◆ **What you need to do**
Find "Parse this screenshot: output" in the data below; transcribe the line it appears on and each line after it, exactly, to the end, and nothing else.

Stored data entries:
--- BEGIN ---
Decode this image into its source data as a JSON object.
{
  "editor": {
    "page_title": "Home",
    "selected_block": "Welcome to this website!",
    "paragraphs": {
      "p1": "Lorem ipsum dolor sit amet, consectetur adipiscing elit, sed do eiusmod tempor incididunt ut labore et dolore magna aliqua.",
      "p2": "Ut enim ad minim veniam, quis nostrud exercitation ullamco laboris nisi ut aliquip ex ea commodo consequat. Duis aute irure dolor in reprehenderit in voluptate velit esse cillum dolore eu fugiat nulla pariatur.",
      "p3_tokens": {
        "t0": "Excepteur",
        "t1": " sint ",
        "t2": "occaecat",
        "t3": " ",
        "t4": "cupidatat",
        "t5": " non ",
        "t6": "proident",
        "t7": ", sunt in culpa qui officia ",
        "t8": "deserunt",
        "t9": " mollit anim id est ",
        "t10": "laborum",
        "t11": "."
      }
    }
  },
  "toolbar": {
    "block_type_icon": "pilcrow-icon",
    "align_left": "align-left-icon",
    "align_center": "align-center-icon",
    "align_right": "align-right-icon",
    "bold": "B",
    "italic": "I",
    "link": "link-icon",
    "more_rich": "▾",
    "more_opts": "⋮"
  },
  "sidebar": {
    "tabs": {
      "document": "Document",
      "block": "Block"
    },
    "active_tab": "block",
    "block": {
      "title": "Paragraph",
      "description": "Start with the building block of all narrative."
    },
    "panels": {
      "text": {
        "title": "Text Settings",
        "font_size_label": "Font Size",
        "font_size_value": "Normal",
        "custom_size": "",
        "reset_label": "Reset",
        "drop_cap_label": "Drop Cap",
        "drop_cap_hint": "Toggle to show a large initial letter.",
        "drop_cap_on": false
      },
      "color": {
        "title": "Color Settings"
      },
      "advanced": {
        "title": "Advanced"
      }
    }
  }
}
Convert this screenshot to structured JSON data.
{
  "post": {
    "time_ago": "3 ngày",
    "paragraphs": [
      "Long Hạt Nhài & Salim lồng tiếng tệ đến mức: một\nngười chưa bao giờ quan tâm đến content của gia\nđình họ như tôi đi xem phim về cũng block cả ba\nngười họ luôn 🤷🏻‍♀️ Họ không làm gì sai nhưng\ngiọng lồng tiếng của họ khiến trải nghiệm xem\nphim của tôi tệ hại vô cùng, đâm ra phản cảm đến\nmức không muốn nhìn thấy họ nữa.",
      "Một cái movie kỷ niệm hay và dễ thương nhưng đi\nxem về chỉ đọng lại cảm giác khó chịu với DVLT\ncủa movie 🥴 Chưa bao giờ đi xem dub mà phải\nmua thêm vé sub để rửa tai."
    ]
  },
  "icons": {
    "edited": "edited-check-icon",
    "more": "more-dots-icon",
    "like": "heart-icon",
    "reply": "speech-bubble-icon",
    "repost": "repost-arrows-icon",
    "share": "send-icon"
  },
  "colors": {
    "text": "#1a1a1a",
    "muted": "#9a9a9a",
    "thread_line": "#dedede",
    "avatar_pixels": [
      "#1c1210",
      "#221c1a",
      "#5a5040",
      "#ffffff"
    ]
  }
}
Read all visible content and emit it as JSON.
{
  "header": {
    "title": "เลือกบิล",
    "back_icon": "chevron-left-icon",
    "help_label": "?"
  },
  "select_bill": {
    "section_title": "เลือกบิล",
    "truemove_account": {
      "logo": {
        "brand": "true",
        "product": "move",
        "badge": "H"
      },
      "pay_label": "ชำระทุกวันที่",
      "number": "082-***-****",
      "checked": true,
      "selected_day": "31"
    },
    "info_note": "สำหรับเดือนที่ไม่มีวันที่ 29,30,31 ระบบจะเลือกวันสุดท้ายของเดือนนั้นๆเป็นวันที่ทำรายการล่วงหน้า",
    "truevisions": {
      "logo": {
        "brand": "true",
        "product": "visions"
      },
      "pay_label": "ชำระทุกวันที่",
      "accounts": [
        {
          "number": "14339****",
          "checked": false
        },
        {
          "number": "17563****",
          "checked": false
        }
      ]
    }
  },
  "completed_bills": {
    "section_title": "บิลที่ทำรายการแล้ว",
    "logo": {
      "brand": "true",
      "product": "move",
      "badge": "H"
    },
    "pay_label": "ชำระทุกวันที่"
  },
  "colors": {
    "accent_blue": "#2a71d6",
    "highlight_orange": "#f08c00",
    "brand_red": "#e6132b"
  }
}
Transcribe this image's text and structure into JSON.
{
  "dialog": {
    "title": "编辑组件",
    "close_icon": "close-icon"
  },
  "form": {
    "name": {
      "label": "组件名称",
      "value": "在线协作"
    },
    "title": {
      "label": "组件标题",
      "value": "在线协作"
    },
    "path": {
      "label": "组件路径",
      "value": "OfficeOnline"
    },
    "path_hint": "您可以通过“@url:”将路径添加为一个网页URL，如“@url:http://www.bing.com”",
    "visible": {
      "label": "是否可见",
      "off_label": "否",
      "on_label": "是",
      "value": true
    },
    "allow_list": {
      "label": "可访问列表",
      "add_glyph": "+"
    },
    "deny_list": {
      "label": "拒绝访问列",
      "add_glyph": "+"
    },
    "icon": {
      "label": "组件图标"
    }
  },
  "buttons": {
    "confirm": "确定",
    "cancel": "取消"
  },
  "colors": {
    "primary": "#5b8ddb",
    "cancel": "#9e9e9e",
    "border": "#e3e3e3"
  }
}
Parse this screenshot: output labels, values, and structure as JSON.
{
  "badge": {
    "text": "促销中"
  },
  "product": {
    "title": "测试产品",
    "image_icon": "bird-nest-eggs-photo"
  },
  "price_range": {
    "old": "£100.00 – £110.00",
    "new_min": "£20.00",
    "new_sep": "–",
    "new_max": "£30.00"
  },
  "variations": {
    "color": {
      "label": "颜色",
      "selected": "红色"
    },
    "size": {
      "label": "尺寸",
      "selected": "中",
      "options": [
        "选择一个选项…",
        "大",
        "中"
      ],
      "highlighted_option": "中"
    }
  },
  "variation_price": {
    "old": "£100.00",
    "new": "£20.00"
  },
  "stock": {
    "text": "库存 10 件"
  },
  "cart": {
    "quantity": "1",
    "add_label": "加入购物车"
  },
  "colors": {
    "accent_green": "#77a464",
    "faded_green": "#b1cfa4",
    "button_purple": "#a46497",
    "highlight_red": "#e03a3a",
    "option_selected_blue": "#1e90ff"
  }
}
--- END ---
◆ **Expected answer**
Parse this screenshot: output labels, values, and structure as JSON.
{
  "badge": {
    "text": "促销中"
  },
  "product": {
    "title": "测试产品",
    "image_icon": "bird-nest-eggs-photo"
  },
  "price_range": {
    "old": "£100.00 – £110.00",
    "new_min": "£20.00",
    "new_sep": "–",
    "new_max": "£30.00"
  },
  "variations": {
    "color": {
      "label": "颜色",
      "selected": "红色"
    },
    "size": {
      "label": "尺寸",
      "selected": "中",
      "options": [
        "选择一个选项…",
        "大",
        "中"
      ],
      "highlighted_option": "中"
    }
  },
  "variation_price": {
    "old": "£100.00",
    "new": "£20.00"
  },
  "stock": {
    "text": "库存 10 件"
  },
  "cart": {
    "quantity": "1",
    "add_label": "加入购物车"
  },
  "colors": {
    "accent_green": "#77a464",
    "faded_green": "#b1cfa4",
    "button_purple": "#a46497",
    "highlight_red": "#e03a3a",
    "option_selected_blue": "#1e90ff"
  }
}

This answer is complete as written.